--- START ---
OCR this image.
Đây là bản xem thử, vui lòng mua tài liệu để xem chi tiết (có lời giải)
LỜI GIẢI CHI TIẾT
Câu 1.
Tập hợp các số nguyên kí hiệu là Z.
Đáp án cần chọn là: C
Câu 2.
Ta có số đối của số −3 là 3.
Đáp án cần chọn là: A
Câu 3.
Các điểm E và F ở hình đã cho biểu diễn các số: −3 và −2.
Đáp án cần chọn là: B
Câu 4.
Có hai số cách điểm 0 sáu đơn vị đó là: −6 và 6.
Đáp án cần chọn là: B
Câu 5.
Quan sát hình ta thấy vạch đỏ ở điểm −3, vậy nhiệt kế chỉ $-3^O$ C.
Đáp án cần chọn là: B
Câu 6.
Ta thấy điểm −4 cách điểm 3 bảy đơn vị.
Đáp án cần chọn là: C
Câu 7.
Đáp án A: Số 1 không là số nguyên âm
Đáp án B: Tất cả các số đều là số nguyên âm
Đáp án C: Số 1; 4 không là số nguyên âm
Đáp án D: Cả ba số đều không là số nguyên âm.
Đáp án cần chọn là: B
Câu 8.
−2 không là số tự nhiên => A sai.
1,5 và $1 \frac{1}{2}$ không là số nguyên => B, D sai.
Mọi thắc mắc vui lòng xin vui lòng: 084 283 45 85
--- END ---
• _Set exercise_
From the listing above, extract every line exactly as it stands.

• _Response to this task_
OCR this image.
Đây là bản xem thử, vui lòng mua tài liệu để xem chi tiết (có lời giải)
LỜI GIẢI CHI TIẾT
Câu 1.
Tập hợp các số nguyên kí hiệu là Z.
Đáp án cần chọn là: C
Câu 2.
Ta có số đối của số −3 là 3.
Đáp án cần chọn là: A
Câu 3.
Các điểm E và F ở hình đã cho biểu diễn các số: −3 và −2.
Đáp án cần chọn là: B
Câu 4.
Có hai số cách điểm 0 sáu đơn vị đó là: −6 và 6.
Đáp án cần chọn là: B
Câu 5.
Quan sát hình ta thấy vạch đỏ ở điểm −3, vậy nhiệt kế chỉ $-3^O$ C.
Đáp án cần chọn là: B
Câu 6.
Ta thấy điểm −4 cách điểm 3 bảy đơn vị.
Đáp án cần chọn là: C
Câu 7.
Đáp án A: Số 1 không là số nguyên âm
Đáp án B: Tất cả các số đều là số nguyên âm
Đáp án C: Số 1; 4 không là số nguyên âm
Đáp án D: Cả ba số đều không là số nguyên âm.
Đáp án cần chọn là: B
Câu 8.
−2 không là số tự nhiên => A sai.
1,5 và $1 \frac{1}{2}$ không là số nguyên => B, D sai.
Mọi thắc mắc vui lòng xin vui lòng: 084 283 45 85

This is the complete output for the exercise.